● **WRITTEN INSTRUCTION**:
The records below must be output exactly, without pictures.

[Data excerpts]

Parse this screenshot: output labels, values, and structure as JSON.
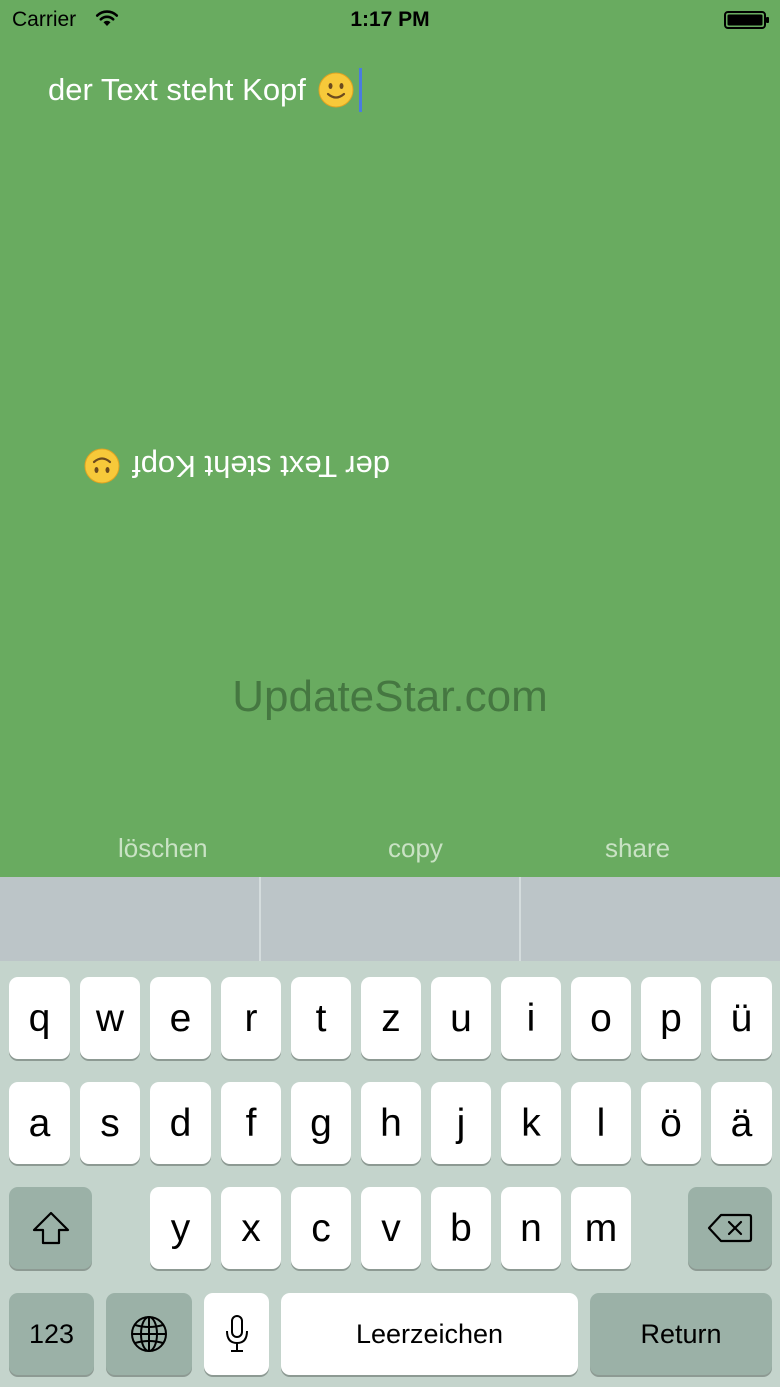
{
  "status_bar": {
    "carrier": "Carrier",
    "time": "1:17 PM"
  },
  "editor": {
    "input_text": "der Text steht Kopf",
    "flipped_text": "der Text steht Kopf"
  },
  "watermark": "UpdateStar.com",
  "actions": {
    "delete": "löschen",
    "copy": "copy",
    "share": "share"
  },
  "keyboard": {
    "row1": [
      "q",
      "w",
      "e",
      "r",
      "t",
      "z",
      "u",
      "i",
      "o",
      "p",
      "ü"
    ],
    "row2": [
      "a",
      "s",
      "d",
      "f",
      "g",
      "h",
      "j",
      "k",
      "l",
      "ö",
      "ä"
    ],
    "row3": [
      "y",
      "x",
      "c",
      "v",
      "b",
      "n",
      "m"
    ],
    "numbers_label": "123",
    "space_label": "Leerzeichen",
    "return_label": "Return"
  },
  "colors": {
    "background": "#69ab60",
    "cursor": "#4a7be0",
    "keyboard": "#c4d4cc"
  }
}
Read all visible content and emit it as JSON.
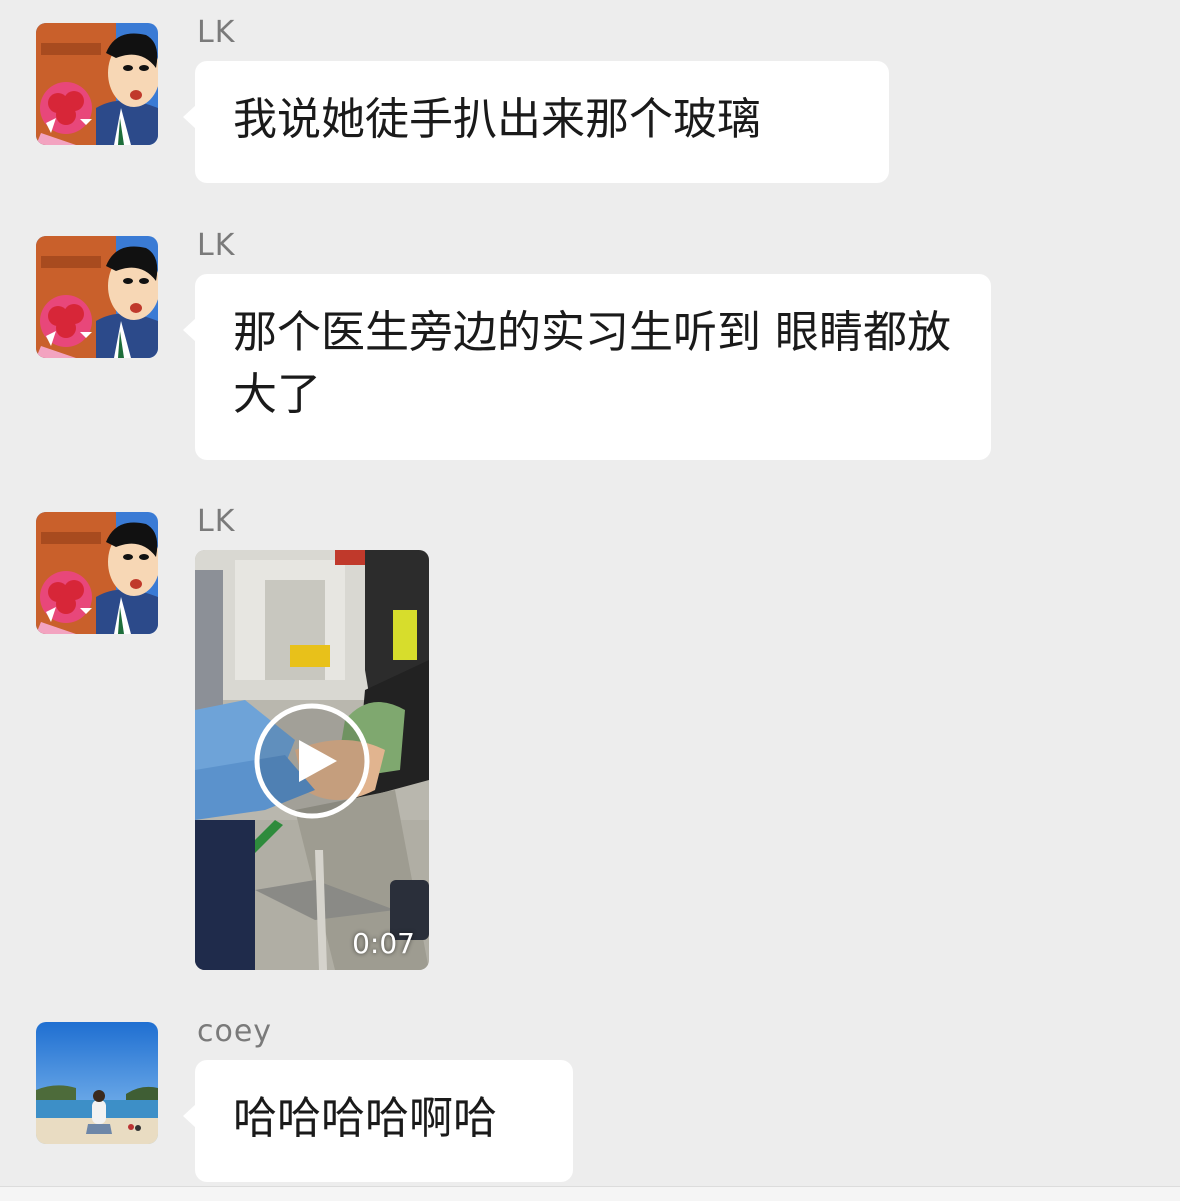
{
  "messages": [
    {
      "sender": "LK",
      "text": "我说她徒手扒出来那个玻璃"
    },
    {
      "sender": "LK",
      "text": "那个医生旁边的实习生听到 眼睛都放大了"
    },
    {
      "sender": "LK",
      "video": {
        "duration": "0:07"
      }
    },
    {
      "sender": "coey",
      "text": "哈哈哈哈啊哈"
    }
  ],
  "colors": {
    "background": "#ededed",
    "bubble": "#ffffff",
    "sender_name": "#7a7a7a",
    "text": "#1a1a1a"
  },
  "icons": [
    "avatar-cartoon",
    "avatar-beach",
    "play-icon"
  ]
}
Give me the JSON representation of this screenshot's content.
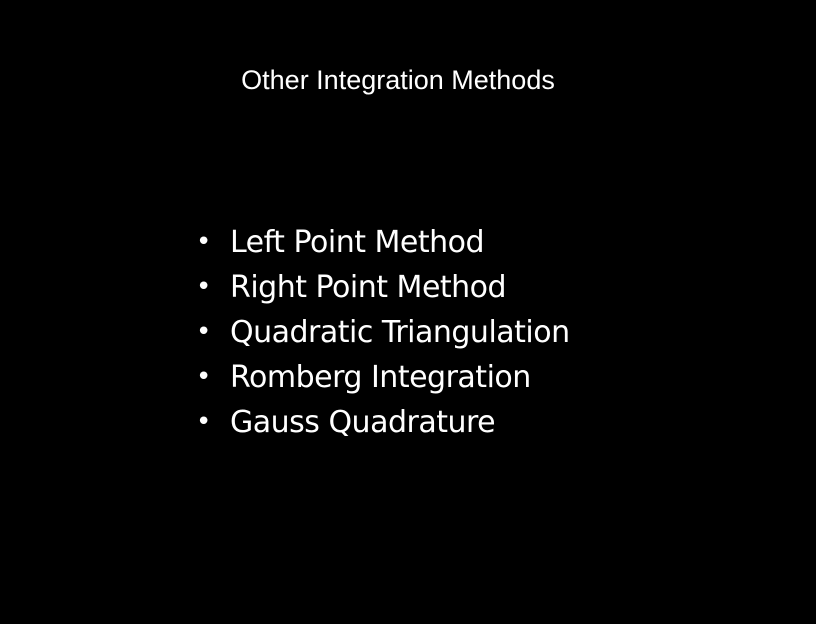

● **SOLUTION TO THE EXERCISE**:
Parse this screenshot: output labels, values, and structure as JSON.
{
  "status_bar": {
    "carrier": "Carrier",
    "time": "1:17 PM"
  },
  "editor": {
    "input_text": "der Text steht Kopf",
    "flipped_text": "der Text steht Kopf"
  },
  "watermark": "UpdateStar.com",
  "actions": {
    "delete": "löschen",
    "copy": "copy",
    "share": "share"
  },
  "keyboard": {
    "row1": [
      "q",
      "w",
      "e",
      "r",
      "t",
      "z",
      "u",
      "i",
      "o",
      "p",
      "ü"
    ],
    "row2": [
      "a",
      "s",
      "d",
      "f",
      "g",
      "h",
      "j",
      "k",
      "l",
      "ö",
      "ä"
    ],
    "row3": [
      "y",
      "x",
      "c",
      "v",
      "b",
      "n",
      "m"
    ],
    "numbers_label": "123",
    "space_label": "Leerzeichen",
    "return_label": "Return"
  },
  "colors": {
    "background": "#69ab60",
    "cursor": "#4a7be0",
    "keyboard": "#c4d4cc"
  }
}
Read all visible content and emit it as JSON.
{
  "messages": [
    {
      "sender": "LK",
      "text": "我说她徒手扒出来那个玻璃"
    },
    {
      "sender": "LK",
      "text": "那个医生旁边的实习生听到 眼睛都放大了"
    },
    {
      "sender": "LK",
      "video": {
        "duration": "0:07"
      }
    },
    {
      "sender": "coey",
      "text": "哈哈哈哈啊哈"
    }
  ],
  "colors": {
    "background": "#ededed",
    "bubble": "#ffffff",
    "sender_name": "#7a7a7a",
    "text": "#1a1a1a"
  },
  "icons": [
    "avatar-cartoon",
    "avatar-beach",
    "play-icon"
  ]
}
Give me the JSON representation of this screenshot's content.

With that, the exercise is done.